EXCERPTED RECORDS:
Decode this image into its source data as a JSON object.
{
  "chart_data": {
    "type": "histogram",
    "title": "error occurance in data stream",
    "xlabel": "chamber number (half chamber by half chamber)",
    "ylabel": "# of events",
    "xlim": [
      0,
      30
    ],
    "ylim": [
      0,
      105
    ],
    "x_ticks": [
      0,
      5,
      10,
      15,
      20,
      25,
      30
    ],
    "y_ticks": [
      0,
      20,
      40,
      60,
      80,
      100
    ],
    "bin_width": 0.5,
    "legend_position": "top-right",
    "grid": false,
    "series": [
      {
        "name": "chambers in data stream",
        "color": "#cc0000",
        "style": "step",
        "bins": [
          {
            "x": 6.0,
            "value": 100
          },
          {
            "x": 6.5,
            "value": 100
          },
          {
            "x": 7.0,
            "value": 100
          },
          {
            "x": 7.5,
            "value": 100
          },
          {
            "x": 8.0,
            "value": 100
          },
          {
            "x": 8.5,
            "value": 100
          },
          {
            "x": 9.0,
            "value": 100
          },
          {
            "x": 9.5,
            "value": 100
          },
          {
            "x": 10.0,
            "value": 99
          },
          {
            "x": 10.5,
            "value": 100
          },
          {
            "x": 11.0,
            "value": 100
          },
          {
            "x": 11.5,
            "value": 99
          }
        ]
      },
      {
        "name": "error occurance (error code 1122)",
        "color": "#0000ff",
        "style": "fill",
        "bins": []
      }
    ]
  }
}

EXERCISE:
Return all lines containing the word "occurance".

SOLUTION TO THIS PROBLEM:
    "title": "error occurance in data stream",
        "name": "error occurance (error code 1122)",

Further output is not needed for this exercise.